Extracted data entries
★ ★ ★
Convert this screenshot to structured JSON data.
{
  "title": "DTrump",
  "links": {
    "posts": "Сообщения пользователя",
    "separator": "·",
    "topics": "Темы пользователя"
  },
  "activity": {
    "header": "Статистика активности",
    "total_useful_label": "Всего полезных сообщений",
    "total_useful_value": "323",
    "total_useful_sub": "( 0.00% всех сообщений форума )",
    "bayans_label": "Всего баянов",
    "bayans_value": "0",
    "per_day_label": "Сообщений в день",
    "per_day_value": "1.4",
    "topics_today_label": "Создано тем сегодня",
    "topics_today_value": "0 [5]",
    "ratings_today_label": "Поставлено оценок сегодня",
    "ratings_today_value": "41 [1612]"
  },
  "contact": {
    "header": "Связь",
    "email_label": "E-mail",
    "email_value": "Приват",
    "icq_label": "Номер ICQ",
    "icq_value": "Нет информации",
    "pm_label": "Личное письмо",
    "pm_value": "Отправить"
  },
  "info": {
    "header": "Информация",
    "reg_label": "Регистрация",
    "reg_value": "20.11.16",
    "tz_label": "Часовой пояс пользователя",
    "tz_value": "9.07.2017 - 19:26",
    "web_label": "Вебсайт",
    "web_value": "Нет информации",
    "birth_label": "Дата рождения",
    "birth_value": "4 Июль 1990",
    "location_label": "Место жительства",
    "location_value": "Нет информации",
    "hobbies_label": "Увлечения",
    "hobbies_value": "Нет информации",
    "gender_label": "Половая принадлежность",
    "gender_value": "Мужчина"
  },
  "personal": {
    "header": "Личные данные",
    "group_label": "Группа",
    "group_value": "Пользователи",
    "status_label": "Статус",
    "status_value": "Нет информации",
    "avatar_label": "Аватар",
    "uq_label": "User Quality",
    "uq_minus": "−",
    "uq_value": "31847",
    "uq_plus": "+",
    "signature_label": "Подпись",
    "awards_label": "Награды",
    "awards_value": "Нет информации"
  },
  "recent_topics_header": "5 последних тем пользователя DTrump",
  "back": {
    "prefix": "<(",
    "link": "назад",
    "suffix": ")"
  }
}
★ ★ ★
Write the data back out verbatim.

▸ **The completed task**
Convert this screenshot to structured JSON data.
{
  "title": "DTrump",
  "links": {
    "posts": "Сообщения пользователя",
    "separator": "·",
    "topics": "Темы пользователя"
  },
  "activity": {
    "header": "Статистика активности",
    "total_useful_label": "Всего полезных сообщений",
    "total_useful_value": "323",
    "total_useful_sub": "( 0.00% всех сообщений форума )",
    "bayans_label": "Всего баянов",
    "bayans_value": "0",
    "per_day_label": "Сообщений в день",
    "per_day_value": "1.4",
    "topics_today_label": "Создано тем сегодня",
    "topics_today_value": "0 [5]",
    "ratings_today_label": "Поставлено оценок сегодня",
    "ratings_today_value": "41 [1612]"
  },
  "contact": {
    "header": "Связь",
    "email_label": "E-mail",
    "email_value": "Приват",
    "icq_label": "Номер ICQ",
    "icq_value": "Нет информации",
    "pm_label": "Личное письмо",
    "pm_value": "Отправить"
  },
  "info": {
    "header": "Информация",
    "reg_label": "Регистрация",
    "reg_value": "20.11.16",
    "tz_label": "Часовой пояс пользователя",
    "tz_value": "9.07.2017 - 19:26",
    "web_label": "Вебсайт",
    "web_value": "Нет информации",
    "birth_label": "Дата рождения",
    "birth_value": "4 Июль 1990",
    "location_label": "Место жительства",
    "location_value": "Нет информации",
    "hobbies_label": "Увлечения",
    "hobbies_value": "Нет информации",
    "gender_label": "Половая принадлежность",
    "gender_value": "Мужчина"
  },
  "personal": {
    "header": "Личные данные",
    "group_label": "Группа",
    "group_value": "Пользователи",
    "status_label": "Статус",
    "status_value": "Нет информации",
    "avatar_label": "Аватар",
    "uq_label": "User Quality",
    "uq_minus": "−",
    "uq_value": "31847",
    "uq_plus": "+",
    "signature_label": "Подпись",
    "awards_label": "Награды",
    "awards_value": "Нет информации"
  },
  "recent_topics_header": "5 последних тем пользователя DTrump",
  "back": {
    "prefix": "<(",
    "link": "назад",
    "suffix": ")"
  }
}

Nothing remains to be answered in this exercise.